_Exercise_
Show every line where "heading" occurs.

_Stored data_
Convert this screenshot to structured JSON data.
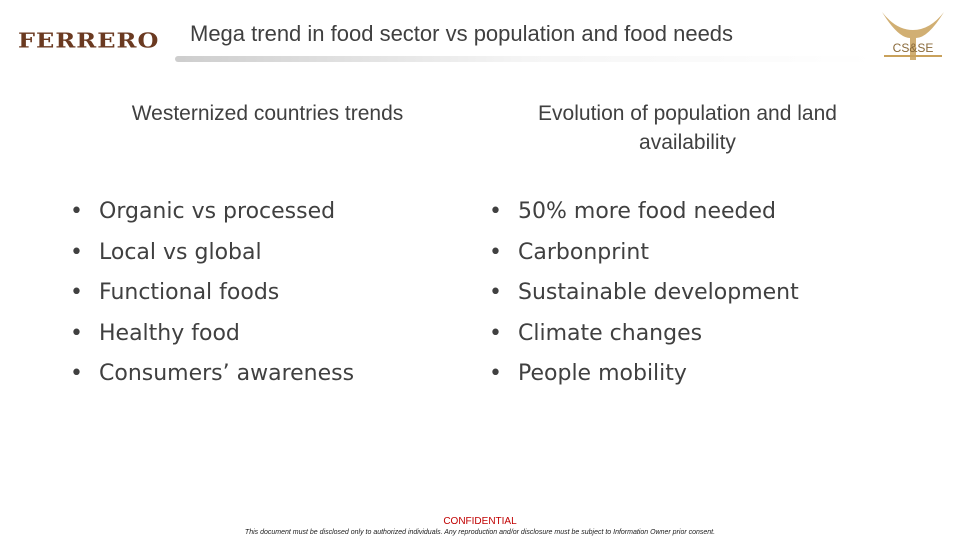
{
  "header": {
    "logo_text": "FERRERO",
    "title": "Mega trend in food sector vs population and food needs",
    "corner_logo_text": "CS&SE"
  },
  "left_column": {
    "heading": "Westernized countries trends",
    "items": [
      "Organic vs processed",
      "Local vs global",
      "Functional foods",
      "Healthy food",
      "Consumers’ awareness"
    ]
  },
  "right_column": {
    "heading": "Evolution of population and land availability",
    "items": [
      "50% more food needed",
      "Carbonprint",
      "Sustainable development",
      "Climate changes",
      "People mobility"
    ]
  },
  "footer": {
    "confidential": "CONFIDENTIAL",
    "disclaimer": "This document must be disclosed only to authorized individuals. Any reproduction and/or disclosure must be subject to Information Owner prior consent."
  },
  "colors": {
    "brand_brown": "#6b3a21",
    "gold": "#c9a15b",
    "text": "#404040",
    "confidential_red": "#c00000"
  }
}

_Problem solution_
    "heading": "Westernized countries trends",
    "heading": "Evolution of population and land availability",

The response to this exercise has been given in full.